=== SOURCE DATA ===

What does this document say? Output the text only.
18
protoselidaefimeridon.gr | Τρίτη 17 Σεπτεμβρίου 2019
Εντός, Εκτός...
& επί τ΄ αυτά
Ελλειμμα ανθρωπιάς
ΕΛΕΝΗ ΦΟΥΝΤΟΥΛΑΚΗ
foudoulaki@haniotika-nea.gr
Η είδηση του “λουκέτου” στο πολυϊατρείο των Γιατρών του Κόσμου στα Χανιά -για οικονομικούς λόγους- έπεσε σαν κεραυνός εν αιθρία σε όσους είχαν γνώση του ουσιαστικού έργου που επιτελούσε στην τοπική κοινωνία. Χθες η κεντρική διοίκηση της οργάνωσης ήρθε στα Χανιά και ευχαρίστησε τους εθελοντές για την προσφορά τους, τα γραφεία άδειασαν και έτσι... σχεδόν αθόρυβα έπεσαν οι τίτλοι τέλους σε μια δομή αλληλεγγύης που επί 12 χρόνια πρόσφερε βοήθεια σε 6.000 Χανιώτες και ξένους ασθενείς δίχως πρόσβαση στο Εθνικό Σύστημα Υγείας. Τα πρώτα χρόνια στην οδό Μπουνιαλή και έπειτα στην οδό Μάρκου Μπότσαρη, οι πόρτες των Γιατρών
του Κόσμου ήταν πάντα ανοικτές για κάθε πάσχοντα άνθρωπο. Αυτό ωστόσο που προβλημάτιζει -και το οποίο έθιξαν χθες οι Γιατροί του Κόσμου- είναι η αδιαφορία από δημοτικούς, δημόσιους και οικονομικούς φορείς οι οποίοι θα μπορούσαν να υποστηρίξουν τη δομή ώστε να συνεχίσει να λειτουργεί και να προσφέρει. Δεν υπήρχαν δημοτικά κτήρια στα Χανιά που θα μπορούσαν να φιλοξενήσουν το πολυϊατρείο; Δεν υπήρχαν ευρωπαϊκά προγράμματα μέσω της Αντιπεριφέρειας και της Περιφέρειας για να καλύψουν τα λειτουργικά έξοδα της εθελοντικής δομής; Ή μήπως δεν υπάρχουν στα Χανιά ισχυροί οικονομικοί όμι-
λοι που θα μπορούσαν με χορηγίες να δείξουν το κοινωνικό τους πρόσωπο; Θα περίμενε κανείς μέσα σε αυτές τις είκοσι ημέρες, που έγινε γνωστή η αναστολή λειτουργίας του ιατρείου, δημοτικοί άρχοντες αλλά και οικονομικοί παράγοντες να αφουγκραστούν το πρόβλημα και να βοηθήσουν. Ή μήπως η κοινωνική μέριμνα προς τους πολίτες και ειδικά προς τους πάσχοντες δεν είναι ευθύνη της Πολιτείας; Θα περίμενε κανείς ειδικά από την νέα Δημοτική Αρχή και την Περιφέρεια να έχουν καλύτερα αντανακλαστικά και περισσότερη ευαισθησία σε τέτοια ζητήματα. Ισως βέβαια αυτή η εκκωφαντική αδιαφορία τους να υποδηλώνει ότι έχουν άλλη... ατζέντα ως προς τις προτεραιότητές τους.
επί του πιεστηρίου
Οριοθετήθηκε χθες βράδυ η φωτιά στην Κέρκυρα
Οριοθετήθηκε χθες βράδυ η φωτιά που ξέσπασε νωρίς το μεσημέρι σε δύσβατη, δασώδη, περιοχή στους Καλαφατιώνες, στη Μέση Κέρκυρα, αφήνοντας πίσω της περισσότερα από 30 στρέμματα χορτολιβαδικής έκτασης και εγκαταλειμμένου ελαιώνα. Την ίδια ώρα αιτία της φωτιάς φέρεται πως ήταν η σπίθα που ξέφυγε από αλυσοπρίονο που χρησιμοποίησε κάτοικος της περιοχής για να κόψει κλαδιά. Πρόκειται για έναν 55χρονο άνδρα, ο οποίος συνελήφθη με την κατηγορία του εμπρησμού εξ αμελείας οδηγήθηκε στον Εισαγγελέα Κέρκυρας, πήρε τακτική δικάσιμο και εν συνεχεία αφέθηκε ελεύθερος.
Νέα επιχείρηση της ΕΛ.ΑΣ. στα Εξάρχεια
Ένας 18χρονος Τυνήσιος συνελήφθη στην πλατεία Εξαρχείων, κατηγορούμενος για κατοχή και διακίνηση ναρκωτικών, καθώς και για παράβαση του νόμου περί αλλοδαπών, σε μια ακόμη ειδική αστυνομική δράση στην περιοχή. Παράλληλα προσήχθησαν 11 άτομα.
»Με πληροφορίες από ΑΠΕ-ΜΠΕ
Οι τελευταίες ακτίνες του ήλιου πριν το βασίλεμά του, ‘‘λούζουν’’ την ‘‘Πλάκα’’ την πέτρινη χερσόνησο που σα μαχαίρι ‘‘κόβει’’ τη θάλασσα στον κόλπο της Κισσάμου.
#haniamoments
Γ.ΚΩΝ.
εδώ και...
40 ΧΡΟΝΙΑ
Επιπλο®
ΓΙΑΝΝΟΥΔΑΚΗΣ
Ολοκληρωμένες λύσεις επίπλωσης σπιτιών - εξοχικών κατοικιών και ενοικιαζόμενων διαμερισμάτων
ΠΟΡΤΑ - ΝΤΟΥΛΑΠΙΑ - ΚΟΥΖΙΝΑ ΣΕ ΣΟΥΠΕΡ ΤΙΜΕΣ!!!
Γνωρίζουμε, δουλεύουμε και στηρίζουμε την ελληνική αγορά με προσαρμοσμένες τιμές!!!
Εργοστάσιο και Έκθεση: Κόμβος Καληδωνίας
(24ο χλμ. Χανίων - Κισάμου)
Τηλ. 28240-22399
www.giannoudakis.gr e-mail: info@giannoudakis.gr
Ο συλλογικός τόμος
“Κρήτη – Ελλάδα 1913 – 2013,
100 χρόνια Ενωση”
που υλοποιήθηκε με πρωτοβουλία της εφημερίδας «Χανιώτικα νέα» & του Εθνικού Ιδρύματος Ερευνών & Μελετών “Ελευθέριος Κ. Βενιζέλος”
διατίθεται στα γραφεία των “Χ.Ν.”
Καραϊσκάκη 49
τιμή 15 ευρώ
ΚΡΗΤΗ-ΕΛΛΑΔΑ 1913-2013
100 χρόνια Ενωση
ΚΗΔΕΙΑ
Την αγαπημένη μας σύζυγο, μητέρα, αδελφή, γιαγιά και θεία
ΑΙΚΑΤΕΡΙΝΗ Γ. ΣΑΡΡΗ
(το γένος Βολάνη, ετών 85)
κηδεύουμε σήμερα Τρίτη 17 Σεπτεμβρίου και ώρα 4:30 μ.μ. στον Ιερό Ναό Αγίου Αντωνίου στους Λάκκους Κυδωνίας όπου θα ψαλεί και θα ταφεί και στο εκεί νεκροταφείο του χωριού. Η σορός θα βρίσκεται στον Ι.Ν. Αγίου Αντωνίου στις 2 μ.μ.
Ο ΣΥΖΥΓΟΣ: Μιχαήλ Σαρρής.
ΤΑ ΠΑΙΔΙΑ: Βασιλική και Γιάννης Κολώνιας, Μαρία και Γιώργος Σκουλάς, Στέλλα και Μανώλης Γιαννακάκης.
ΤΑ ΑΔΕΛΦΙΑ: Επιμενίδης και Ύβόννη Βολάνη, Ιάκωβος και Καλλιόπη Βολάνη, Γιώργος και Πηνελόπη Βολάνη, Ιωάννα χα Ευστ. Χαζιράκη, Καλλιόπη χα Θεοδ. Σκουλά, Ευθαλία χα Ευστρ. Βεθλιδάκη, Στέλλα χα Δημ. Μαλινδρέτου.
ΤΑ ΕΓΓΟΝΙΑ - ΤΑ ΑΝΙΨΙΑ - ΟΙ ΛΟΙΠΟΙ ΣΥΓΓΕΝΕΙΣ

===

▶ **GIVEN TASK**
Copy the lines from the entries above in which the word "είναι" appears.

▶ **RESULT OF THE TASK**
του Κόσμου ήταν πάντα ανοικτές για κάθε πάσχοντα άνθρωπο. Αυτό ωστόσο που προβλημάτιζει -και το οποίο έθιξαν χθες οι Γιατροί του Κόσμου- είναι η αδιαφορία από δημοτικούς, δημόσιους και οικονομικούς φορείς οι οποίοι θα μπορούσαν να υποστηρίξουν τη δομή ώστε να συνεχίσει να λειτουργεί και να προσφέρει. Δεν υπήρχαν δημοτικά κτήρια στα Χανιά που θα μπορούσαν να φιλοξενήσουν το πολυϊατρείο; Δεν υπήρχαν ευρωπαϊκά προγράμματα μέσω της Αντιπεριφέρειας και της Περιφέρειας για να καλύψουν τα λειτουργικά έξοδα της εθελοντικής δομής; Ή μήπως δεν υπάρχουν στα Χανιά ισχυροί οικονομικοί όμι-
λοι που θα μπορούσαν με χορηγίες να δείξουν το κοινωνικό τους πρόσωπο; Θα περίμενε κανείς μέσα σε αυτές τις είκοσι ημέρες, που έγινε γνωστή η αναστολή λειτουργίας του ιατρείου, δημοτικοί άρχοντες αλλά και οικονομικοί παράγοντες να αφουγκραστούν το πρόβλημα και να βοηθήσουν. Ή μήπως η κοινωνική μέριμνα προς τους πολίτες και ειδικά προς τους πάσχοντες δεν είναι ευθύνη της Πολιτείας; Θα περίμενε κανείς ειδικά από την νέα Δημοτική Αρχή και την Περιφέρεια να έχουν καλύτερα αντανακλαστικά και περισσότερη ευαισθησία σε τέτοια ζητήματα. Ισως βέβαια αυτή η εκκωφαντική αδιαφορία τους να υποδηλώνει ότι έχουν άλλη... ατζέντα ως προς τις προτεραιότητές τους.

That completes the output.